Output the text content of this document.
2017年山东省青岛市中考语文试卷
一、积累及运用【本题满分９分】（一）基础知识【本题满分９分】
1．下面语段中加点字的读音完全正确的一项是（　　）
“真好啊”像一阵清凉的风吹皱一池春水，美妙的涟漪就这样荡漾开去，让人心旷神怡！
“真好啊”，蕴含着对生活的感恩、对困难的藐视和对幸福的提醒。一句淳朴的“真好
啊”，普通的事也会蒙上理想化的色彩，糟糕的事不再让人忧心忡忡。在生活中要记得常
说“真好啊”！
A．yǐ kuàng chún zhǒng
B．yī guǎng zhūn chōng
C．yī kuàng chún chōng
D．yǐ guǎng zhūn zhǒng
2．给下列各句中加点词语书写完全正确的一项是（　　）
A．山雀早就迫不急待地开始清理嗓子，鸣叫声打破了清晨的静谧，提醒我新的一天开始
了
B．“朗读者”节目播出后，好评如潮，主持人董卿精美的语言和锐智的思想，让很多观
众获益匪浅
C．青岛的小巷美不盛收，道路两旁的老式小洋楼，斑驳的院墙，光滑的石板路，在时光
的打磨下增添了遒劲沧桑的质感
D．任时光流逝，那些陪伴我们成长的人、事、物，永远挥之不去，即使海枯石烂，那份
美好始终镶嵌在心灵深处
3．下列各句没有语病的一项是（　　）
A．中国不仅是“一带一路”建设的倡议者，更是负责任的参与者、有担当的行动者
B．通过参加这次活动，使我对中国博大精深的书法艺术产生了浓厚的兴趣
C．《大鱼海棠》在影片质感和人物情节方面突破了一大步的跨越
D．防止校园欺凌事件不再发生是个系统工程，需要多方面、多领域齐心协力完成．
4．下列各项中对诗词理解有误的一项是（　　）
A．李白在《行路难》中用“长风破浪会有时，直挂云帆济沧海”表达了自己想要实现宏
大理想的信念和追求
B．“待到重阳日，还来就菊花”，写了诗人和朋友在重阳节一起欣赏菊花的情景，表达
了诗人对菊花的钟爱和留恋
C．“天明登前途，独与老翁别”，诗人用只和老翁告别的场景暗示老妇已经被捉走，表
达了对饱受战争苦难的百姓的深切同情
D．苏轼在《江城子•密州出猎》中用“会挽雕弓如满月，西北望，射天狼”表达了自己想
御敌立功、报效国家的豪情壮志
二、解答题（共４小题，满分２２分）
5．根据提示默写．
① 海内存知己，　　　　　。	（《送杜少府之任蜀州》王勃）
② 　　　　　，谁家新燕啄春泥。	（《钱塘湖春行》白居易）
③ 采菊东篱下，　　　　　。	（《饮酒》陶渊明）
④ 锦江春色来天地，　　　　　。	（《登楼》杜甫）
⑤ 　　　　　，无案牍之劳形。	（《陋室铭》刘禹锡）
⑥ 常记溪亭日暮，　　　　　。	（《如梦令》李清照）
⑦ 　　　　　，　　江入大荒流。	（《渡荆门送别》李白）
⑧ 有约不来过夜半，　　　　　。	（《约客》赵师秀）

- [TASK DETAILS]: For each line of the entries that includes "zhǒng", show that line.

- [ANSWER]:
A．yǐ kuàng chún zhǒng
D．yǐ guǎng zhūn zhǒng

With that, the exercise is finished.